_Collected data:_
--------------------------------

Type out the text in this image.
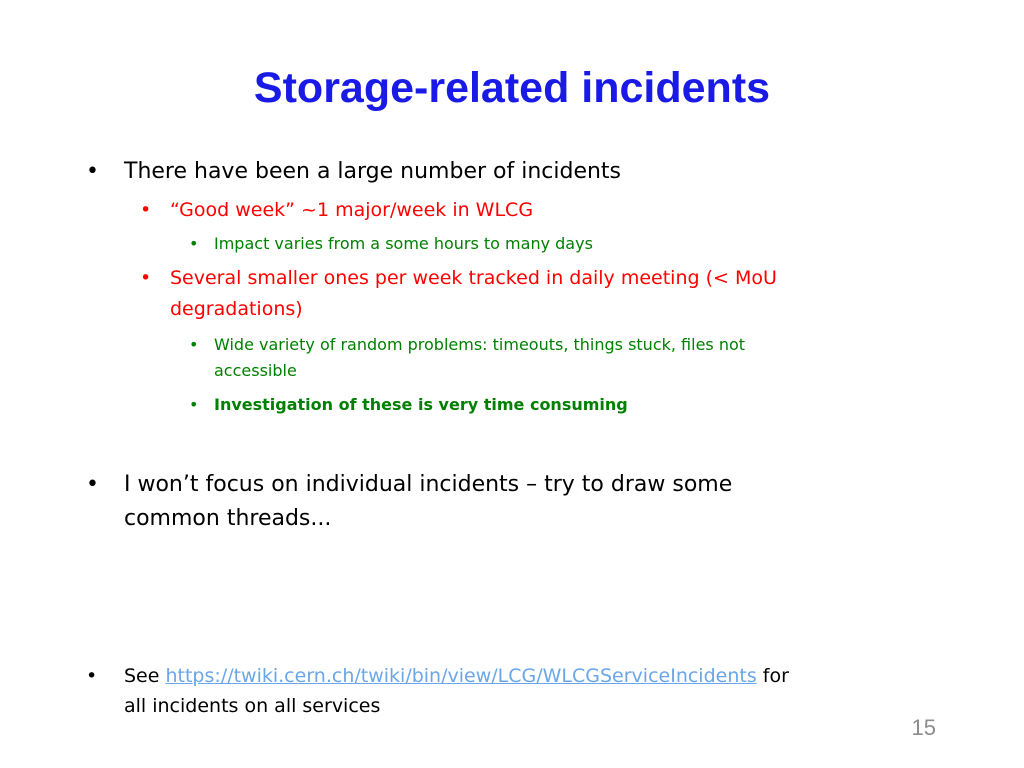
Storage-related incidents
• There have been a large number of incidents
• “Good week” ~1 major/week in WLCG
• Impact varies from a some hours to many days
• Several smaller ones per week tracked in daily meeting (< MoU
degradations)
• Wide variety of random problems: timeouts, things stuck, files not
accessible
• Investigation of these is very time consuming
• I won’t focus on individual incidents – try to draw some
common threads...
•	See https://twiki.cern.ch/twiki/bin/view/LCG/WLCGServiceIncidents for
all incidents on all services
15
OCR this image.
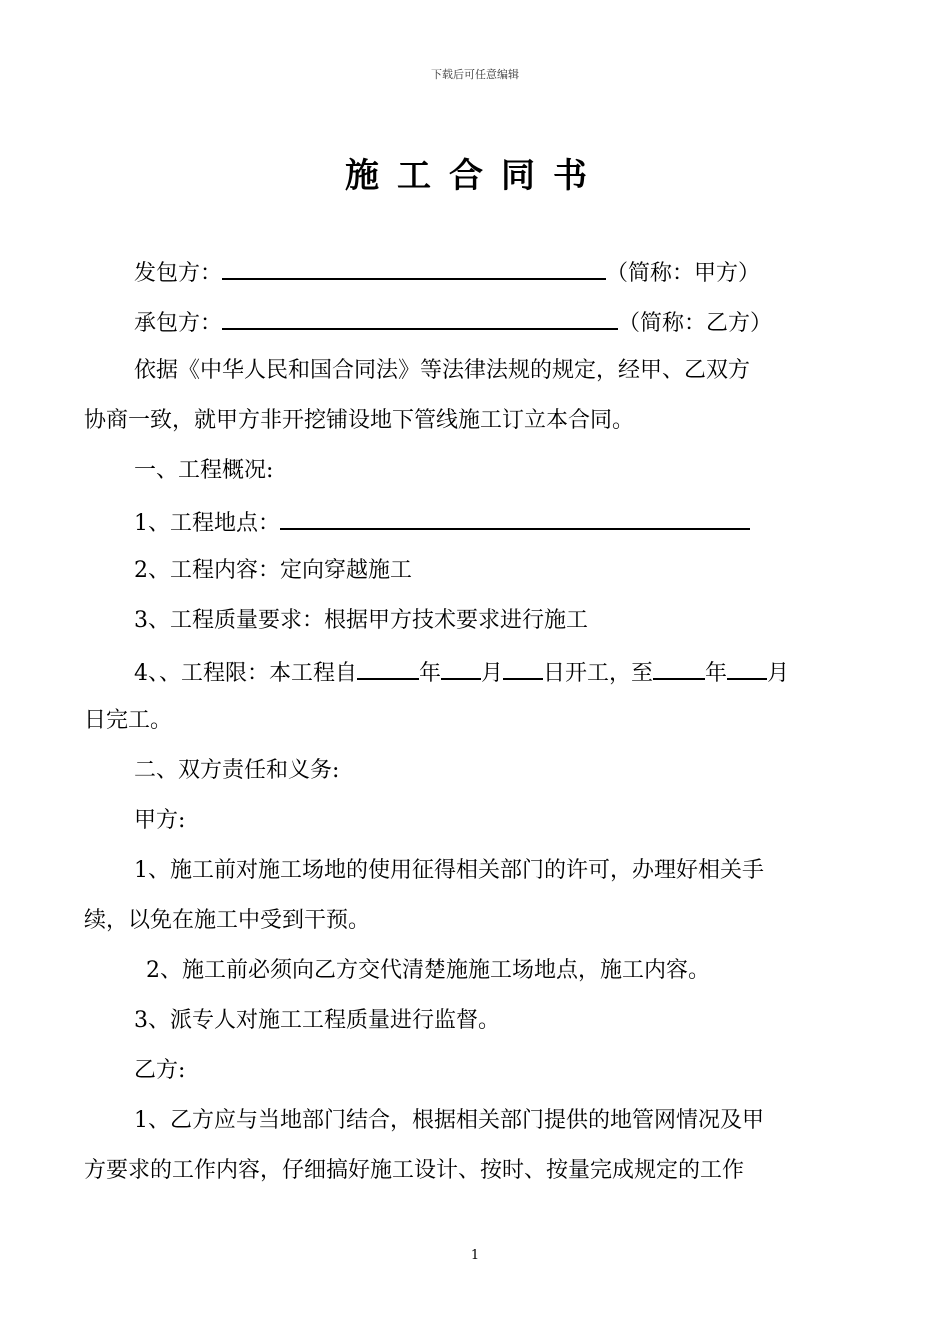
下载后可任意编辑
施工合同书
发包方：	（简称：甲方）
承包方：	（简称：乙方）
依据《中华人民和国合同法》等法律法规的规定，经甲、乙双方
协商一致，就甲方非开挖铺设地下管线施工订立本合同。
一、工程概况:
1、工程地点：
2、工程内容：定向穿越施工
3、工程质量要求：根据甲方技术要求进行施工
4、、工程限：本工程自	年 月 日开工，至 年 月
日完工。
二、双方责任和义务:
甲方:
1、施工前对施工场地的使用征得相关部门的许可，办理好相关手
续，以免在施工中受到干预。
2、施工前必须向乙方交代清楚施施工场地点，施工内容。
3、派专人对施工工程质量进行监督。
乙方:
1、乙方应与当地部门结合，根据相关部门提供的地管网情况及甲
方要求的工作内容，仔细搞好施工设计、按时、按量完成规定的工作
1
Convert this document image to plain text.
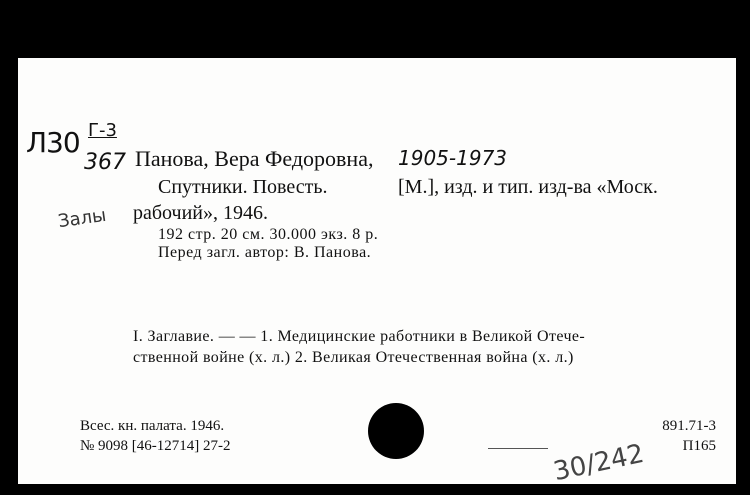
Л30 Г-3
367 Панова, Вера Федоровна, 1905-1973
Спутники. Повесть.	[М.], изд. и тип. изд-ва «Моск.
рабочий», 1946.
192 стр. 20 см. 30.000 экз. 8 р.
Перед загл. автор: В. Панова.
Залы
I. Заглавие. — — 1. Медицинские работники в Великой Отече-
ственной войне (х. л.) 2. Великая Отечественная война (х. л.)
Всес. кн. палата. 1946.
№ 9098 [46-12714] 27-2
891.71-3
П165
30/242
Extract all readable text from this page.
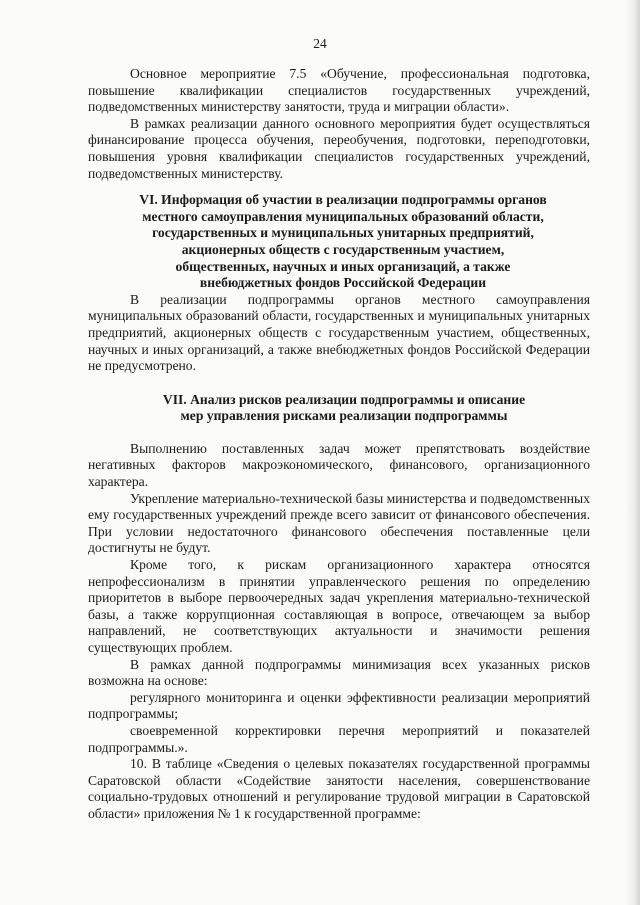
24

Основное мероприятие 7.5 «Обучение, профессиональная подготовка, повышение квалификации специалистов государственных учреждений, подведомственных министерству занятости, труда и миграции области».

В рамках реализации данного основного мероприятия будет осуществляться финансирование процесса обучения, переобучения, подготовки, переподготовки, повышения уровня квалификации специалистов государственных учреждений, подведомственных министерству.

VI. Информация об участии в реализации подпрограммы органов
местного самоуправления муниципальных образований области,
государственных и муниципальных унитарных предприятий,
акционерных обществ с государственным участием,
общественных, научных и иных организаций, а также
внебюджетных фондов Российской Федерации

В реализации подпрограммы органов местного самоуправления муниципальных образований области, государственных и муниципальных унитарных предприятий, акционерных обществ с государственным участием, общественных, научных и иных организаций, а также внебюджетных фондов Российской Федерации не предусмотрено.

VII. Анализ рисков реализации подпрограммы и описание
мер управления рисками реализации подпрограммы

Выполнению поставленных задач может препятствовать воздействие негативных факторов макроэкономического, финансового, организационного характера.

Укрепление материально-технической базы министерства и подведомственных ему государственных учреждений прежде всего зависит от финансового обеспечения. При условии недостаточного финансового обеспечения поставленные цели достигнуты не будут.

Кроме того, к рискам организационного характера относятся непрофессионализм в принятии управленческого решения по определению приоритетов в выборе первоочередных задач укрепления материально-технической базы, а также коррупционная составляющая в вопросе, отвечающем за выбор направлений, не соответствующих актуальности и значимости решения существующих проблем.

В рамках данной подпрограммы минимизация всех указанных рисков возможна на основе:

регулярного мониторинга и оценки эффективности реализации мероприятий подпрограммы;

своевременной корректировки перечня мероприятий и показателей подпрограммы.».

10. В таблице «Сведения о целевых показателях государственной программы Саратовской области «Содействие занятости населения, совершенствование социально-трудовых отношений и регулирование трудовой миграции в Саратовской области» приложения № 1 к государственной программе:
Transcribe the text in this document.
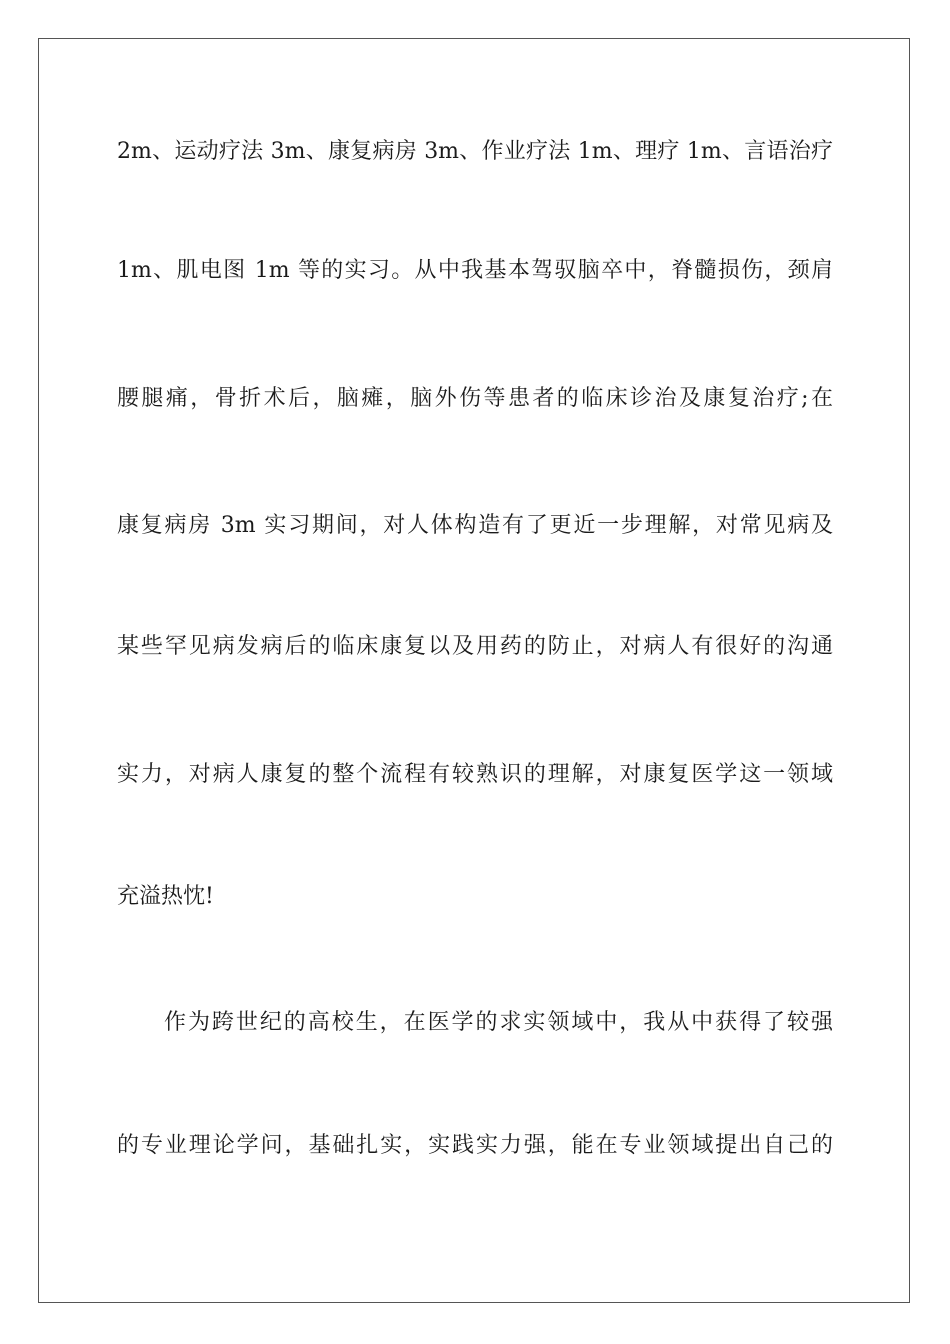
2m、运动疗法 3m、康复病房 3m、作业疗法 1m、理疗 1m、言语治疗
1m、肌电图 1m 等的实习。从中我基本驾驭脑卒中，脊髓损伤，颈肩
腰腿痛，骨折术后，脑瘫，脑外伤等患者的临床诊治及康复治疗;在
康复病房 3m 实习期间，对人体构造有了更近一步理解，对常见病及
某些罕见病发病后的临床康复以及用药的防止，对病人有很好的沟通
实力，对病人康复的整个流程有较熟识的理解，对康复医学这一领域
充溢热忱!
作为跨世纪的高校生，在医学的求实领域中，我从中获得了较强
的专业理论学问，基础扎实，实践实力强，能在专业领域提出自己的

--------------------------------

_Directive:_ Print the records word for word and exclude any picture they hold.

_Solution for this exercise:_
Type out the text in this image.
Storage-related incidents
• There have been a large number of incidents
• “Good week” ~1 major/week in WLCG
• Impact varies from a some hours to many days
• Several smaller ones per week tracked in daily meeting (< MoU
degradations)
• Wide variety of random problems: timeouts, things stuck, files not
accessible
• Investigation of these is very time consuming
• I won’t focus on individual incidents – try to draw some
common threads...
•	See https://twiki.cern.ch/twiki/bin/view/LCG/WLCGServiceIncidents for
all incidents on all services
15
OCR this image.
下载后可任意编辑
施工合同书
发包方：	（简称：甲方）
承包方：	（简称：乙方）
依据《中华人民和国合同法》等法律法规的规定，经甲、乙双方
协商一致，就甲方非开挖铺设地下管线施工订立本合同。
一、工程概况:
1、工程地点：
2、工程内容：定向穿越施工
3、工程质量要求：根据甲方技术要求进行施工
4、、工程限：本工程自	年 月 日开工，至 年 月
日完工。
二、双方责任和义务:
甲方:
1、施工前对施工场地的使用征得相关部门的许可，办理好相关手
续，以免在施工中受到干预。
2、施工前必须向乙方交代清楚施施工场地点，施工内容。
3、派专人对施工工程质量进行监督。
乙方:
1、乙方应与当地部门结合，根据相关部门提供的地管网情况及甲
方要求的工作内容，仔细搞好施工设计、按时、按量完成规定的工作
1
Convert this document image to plain text.
Л30 Г-3
367 Панова, Вера Федоровна, 1905-1973
Спутники. Повесть.	[М.], изд. и тип. изд-ва «Моск.
рабочий», 1946.
192 стр. 20 см. 30.000 экз. 8 р.
Перед загл. автор: В. Панова.
Залы
I. Заглавие. — — 1. Медицинские работники в Великой Отече-
ственной войне (х. л.) 2. Великая Отечественная война (х. л.)
Всес. кн. палата. 1946.
№ 9098 [46-12714] 27-2
891.71-3
П165
30/242
Extract all readable text from this page.
24

Основное мероприятие 7.5 «Обучение, профессиональная подготовка, повышение квалификации специалистов государственных учреждений, подведомственных министерству занятости, труда и миграции области».

В рамках реализации данного основного мероприятия будет осуществляться финансирование процесса обучения, переобучения, подготовки, переподготовки, повышения уровня квалификации специалистов государственных учреждений, подведомственных министерству.

VI. Информация об участии в реализации подпрограммы органов
местного самоуправления муниципальных образований области,
государственных и муниципальных унитарных предприятий,
акционерных обществ с государственным участием,
общественных, научных и иных организаций, а также
внебюджетных фондов Российской Федерации

В реализации подпрограммы органов местного самоуправления муниципальных образований области, государственных и муниципальных унитарных предприятий, акционерных обществ с государственным участием, общественных, научных и иных организаций, а также внебюджетных фондов Российской Федерации не предусмотрено.

VII. Анализ рисков реализации подпрограммы и описание
мер управления рисками реализации подпрограммы

Выполнению поставленных задач может препятствовать воздействие негативных факторов макроэкономического, финансового, организационного характера.

Укрепление материально-технической базы министерства и подведомственных ему государственных учреждений прежде всего зависит от финансового обеспечения. При условии недостаточного финансового обеспечения поставленные цели достигнуты не будут.

Кроме того, к рискам организационного характера относятся непрофессионализм в принятии управленческого решения по определению приоритетов в выборе первоочередных задач укрепления материально-технической базы, а также коррупционная составляющая в вопросе, отвечающем за выбор направлений, не соответствующих актуальности и значимости решения существующих проблем.

В рамках данной подпрограммы минимизация всех указанных рисков возможна на основе:

регулярного мониторинга и оценки эффективности реализации мероприятий подпрограммы;

своевременной корректировки перечня мероприятий и показателей подпрограммы.».

10. В таблице «Сведения о целевых показателях государственной программы Саратовской области «Содействие занятости населения, совершенствование социально-трудовых отношений и регулирование трудовой миграции в Саратовской области» приложения № 1 к государственной программе:
Transcribe the text in this document.
2m、运动疗法 3m、康复病房 3m、作业疗法 1m、理疗 1m、言语治疗
1m、肌电图 1m 等的实习。从中我基本驾驭脑卒中，脊髓损伤，颈肩
腰腿痛，骨折术后，脑瘫，脑外伤等患者的临床诊治及康复治疗;在
康复病房 3m 实习期间，对人体构造有了更近一步理解，对常见病及
某些罕见病发病后的临床康复以及用药的防止，对病人有很好的沟通
实力，对病人康复的整个流程有较熟识的理解，对康复医学这一领域
充溢热忱!
作为跨世纪的高校生，在医学的求实领域中，我从中获得了较强
的专业理论学问，基础扎实，实践实力强，能在专业领域提出自己的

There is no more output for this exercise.